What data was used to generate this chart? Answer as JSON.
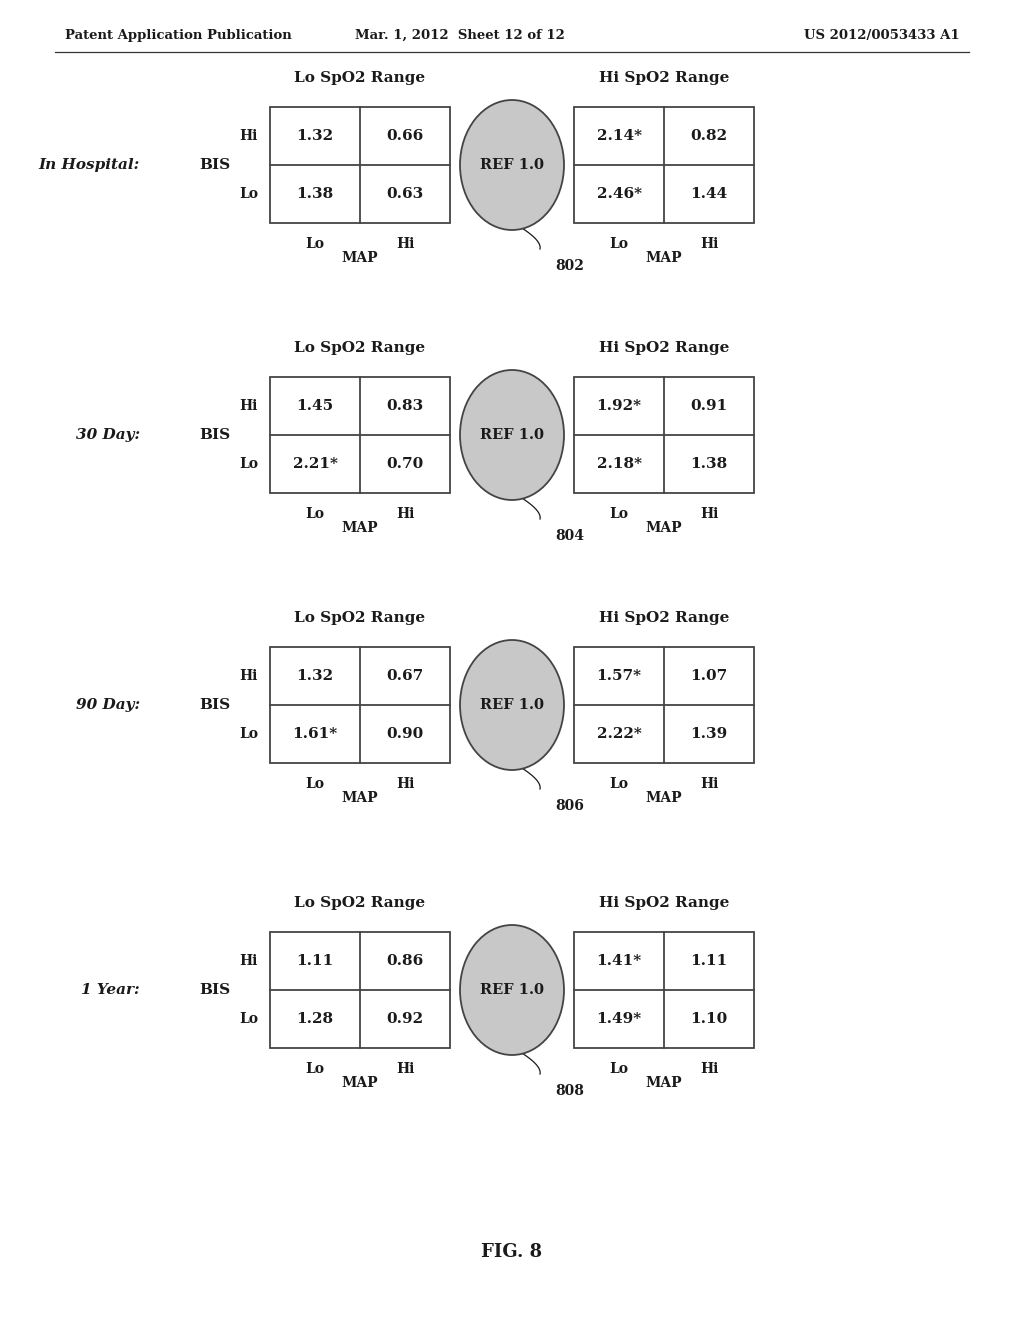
{
  "header_left": "Patent Application Publication",
  "header_mid": "Mar. 1, 2012  Sheet 12 of 12",
  "header_right": "US 2012/0053433 A1",
  "footer": "FIG. 8",
  "panels": [
    {
      "label": "In Hospital:",
      "ref_id": "802",
      "lo_spo2_label": "Lo SpO2 Range",
      "hi_spo2_label": "Hi SpO2 Range",
      "bis_label": "BIS",
      "map_label": "MAP",
      "hi_label": "Hi",
      "lo_label": "Lo",
      "cells": {
        "lo_hi_lo": "1.32",
        "lo_hi_hi": "0.66",
        "lo_lo_lo": "1.38",
        "lo_lo_hi": "0.63",
        "hi_hi_lo": "2.14*",
        "hi_hi_hi": "0.82",
        "hi_lo_lo": "2.46*",
        "hi_lo_hi": "1.44"
      }
    },
    {
      "label": "30 Day:",
      "ref_id": "804",
      "lo_spo2_label": "Lo SpO2 Range",
      "hi_spo2_label": "Hi SpO2 Range",
      "bis_label": "BIS",
      "map_label": "MAP",
      "hi_label": "Hi",
      "lo_label": "Lo",
      "cells": {
        "lo_hi_lo": "1.45",
        "lo_hi_hi": "0.83",
        "lo_lo_lo": "2.21*",
        "lo_lo_hi": "0.70",
        "hi_hi_lo": "1.92*",
        "hi_hi_hi": "0.91",
        "hi_lo_lo": "2.18*",
        "hi_lo_hi": "1.38"
      }
    },
    {
      "label": "90 Day:",
      "ref_id": "806",
      "lo_spo2_label": "Lo SpO2 Range",
      "hi_spo2_label": "Hi SpO2 Range",
      "bis_label": "BIS",
      "map_label": "MAP",
      "hi_label": "Hi",
      "lo_label": "Lo",
      "cells": {
        "lo_hi_lo": "1.32",
        "lo_hi_hi": "0.67",
        "lo_lo_lo": "1.61*",
        "lo_lo_hi": "0.90",
        "hi_hi_lo": "1.57*",
        "hi_hi_hi": "1.07",
        "hi_lo_lo": "2.22*",
        "hi_lo_hi": "1.39"
      }
    },
    {
      "label": "1 Year:",
      "ref_id": "808",
      "lo_spo2_label": "Lo SpO2 Range",
      "hi_spo2_label": "Hi SpO2 Range",
      "bis_label": "BIS",
      "map_label": "MAP",
      "hi_label": "Hi",
      "lo_label": "Lo",
      "cells": {
        "lo_hi_lo": "1.11",
        "lo_hi_hi": "0.86",
        "lo_lo_lo": "1.28",
        "lo_lo_hi": "0.92",
        "hi_hi_lo": "1.41*",
        "hi_hi_hi": "1.11",
        "hi_lo_lo": "1.49*",
        "hi_lo_hi": "1.10"
      }
    }
  ],
  "bg_color": "#ffffff",
  "text_color": "#1a1a1a",
  "grid_color": "#444444",
  "circle_color": "#c8c8c8",
  "cell_font_size": 11,
  "label_font_size": 10,
  "header_font_size": 10
}
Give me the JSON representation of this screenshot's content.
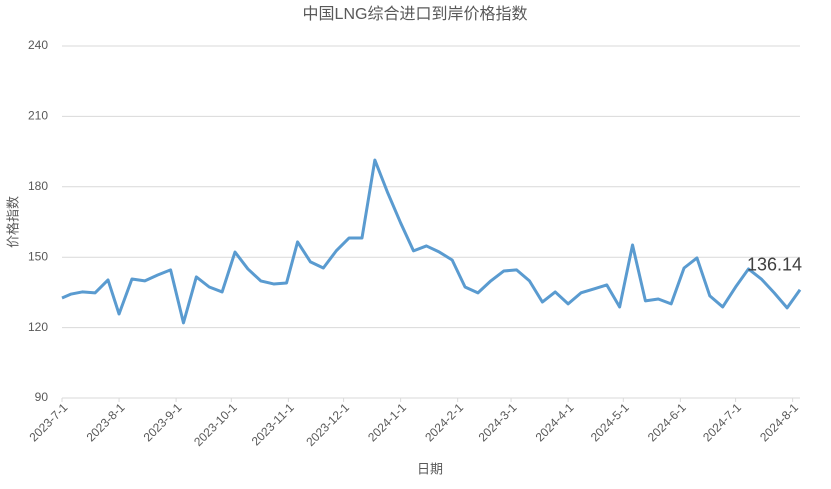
{
  "chart_data": {
    "type": "line",
    "title": "中国LNG综合进口到岸价格指数",
    "x_label": "日期",
    "y_label": "价格指数",
    "x": [
      "2023-7-1",
      "2023-7-6",
      "2023-7-12",
      "2023-7-19",
      "2023-7-26",
      "2023-8-1",
      "2023-8-8",
      "2023-8-15",
      "2023-8-22",
      "2023-8-29",
      "2023-9-5",
      "2023-9-12",
      "2023-9-19",
      "2023-9-26",
      "2023-10-3",
      "2023-10-10",
      "2023-10-17",
      "2023-10-24",
      "2023-10-31",
      "2023-11-6",
      "2023-11-13",
      "2023-11-20",
      "2023-11-27",
      "2023-12-4",
      "2023-12-11",
      "2023-12-18",
      "2023-12-25",
      "2024-1-1",
      "2024-1-8",
      "2024-1-15",
      "2024-1-22",
      "2024-1-29",
      "2024-2-5",
      "2024-2-12",
      "2024-2-19",
      "2024-2-26",
      "2024-3-4",
      "2024-3-11",
      "2024-3-18",
      "2024-3-25",
      "2024-4-1",
      "2024-4-8",
      "2024-4-15",
      "2024-4-22",
      "2024-4-29",
      "2024-5-6",
      "2024-5-13",
      "2024-5-20",
      "2024-5-27",
      "2024-6-3",
      "2024-6-10",
      "2024-6-17",
      "2024-6-24",
      "2024-7-1",
      "2024-7-8",
      "2024-7-15",
      "2024-7-22",
      "2024-7-29",
      "2024-8-5"
    ],
    "series": [
      {
        "name": "价格指数",
        "color": "#5a9bd0",
        "values": [
          132.6,
          134.3,
          135.2,
          134.8,
          140.3,
          125.8,
          140.7,
          139.9,
          142.4,
          144.6,
          122.0,
          141.6,
          137.3,
          135.2,
          152.2,
          145.0,
          139.9,
          138.6,
          139.0,
          156.5,
          148.0,
          145.4,
          152.7,
          158.2,
          158.2,
          191.4,
          177.4,
          164.6,
          152.7,
          154.8,
          152.2,
          148.8,
          137.3,
          134.8,
          139.9,
          144.1,
          144.6,
          139.9,
          130.9,
          135.2,
          130.1,
          134.8,
          136.5,
          138.2,
          128.8,
          155.2,
          131.4,
          132.2,
          130.1,
          145.4,
          149.7,
          133.5,
          128.8,
          137.3,
          145.0,
          140.7,
          134.8,
          128.4,
          136.14
        ]
      }
    ],
    "xlim": [
      "2023-7-1",
      "2024-8-5"
    ],
    "xticks": [
      "2023-7-1",
      "2023-8-1",
      "2023-9-1",
      "2023-10-1",
      "2023-11-1",
      "2023-12-1",
      "2024-1-1",
      "2024-2-1",
      "2024-3-1",
      "2024-4-1",
      "2024-5-1",
      "2024-6-1",
      "2024-7-1",
      "2024-8-1"
    ],
    "ylim": [
      90,
      240
    ],
    "yticks": [
      90,
      120,
      150,
      180,
      210,
      240
    ],
    "grid": true
  }
}
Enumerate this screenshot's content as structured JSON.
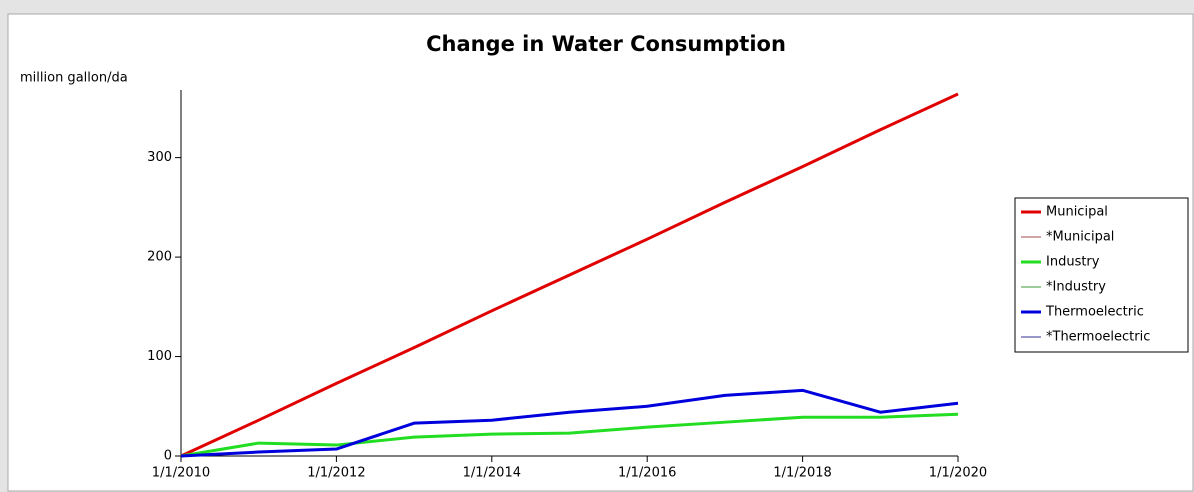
{
  "chart_data": {
    "type": "line",
    "title": "Change in Water Consumption",
    "y_label": "million gallon/da",
    "x": [
      2010,
      2011,
      2012,
      2013,
      2014,
      2015,
      2016,
      2017,
      2018,
      2019,
      2020
    ],
    "xlim": [
      2010,
      2020
    ],
    "xticks": [
      {
        "value": 2010,
        "label": "1/1/2010"
      },
      {
        "value": 2012,
        "label": "1/1/2012"
      },
      {
        "value": 2014,
        "label": "1/1/2014"
      },
      {
        "value": 2016,
        "label": "1/1/2016"
      },
      {
        "value": 2018,
        "label": "1/1/2018"
      },
      {
        "value": 2020,
        "label": "1/1/2020"
      }
    ],
    "ylim": [
      0,
      368
    ],
    "yticks": [
      0,
      100,
      200,
      300
    ],
    "grid": false,
    "legend": "right",
    "series": [
      {
        "name": "Municipal",
        "color": "#e00000",
        "width": 3,
        "values": [
          0,
          36,
          73,
          109,
          146,
          182,
          218,
          255,
          291,
          328,
          364
        ]
      },
      {
        "name": "*Municipal",
        "color": "#a04848",
        "width": 1,
        "values": [
          0,
          36,
          73,
          109,
          146,
          182,
          218,
          255,
          291,
          328,
          364
        ]
      },
      {
        "name": "Industry",
        "color": "#22dd22",
        "width": 3,
        "values": [
          0,
          13,
          11,
          19,
          22,
          23,
          29,
          34,
          39,
          39,
          42
        ]
      },
      {
        "name": "*Industry",
        "color": "#3a9a3a",
        "width": 1,
        "values": [
          0,
          13,
          11,
          19,
          22,
          23,
          29,
          34,
          39,
          39,
          42
        ]
      },
      {
        "name": "Thermoelectric",
        "color": "#0000dd",
        "width": 3,
        "values": [
          0,
          4,
          7,
          33,
          36,
          44,
          50,
          61,
          66,
          44,
          53
        ]
      },
      {
        "name": "*Thermoelectric",
        "color": "#30309a",
        "width": 1,
        "values": [
          0,
          4,
          7,
          33,
          36,
          44,
          50,
          61,
          66,
          44,
          53
        ]
      }
    ]
  }
}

════════

» **Set task**
Determine how many lines above contain "JSON" as a word or string. Give the number alone.

» **Exercise result**
3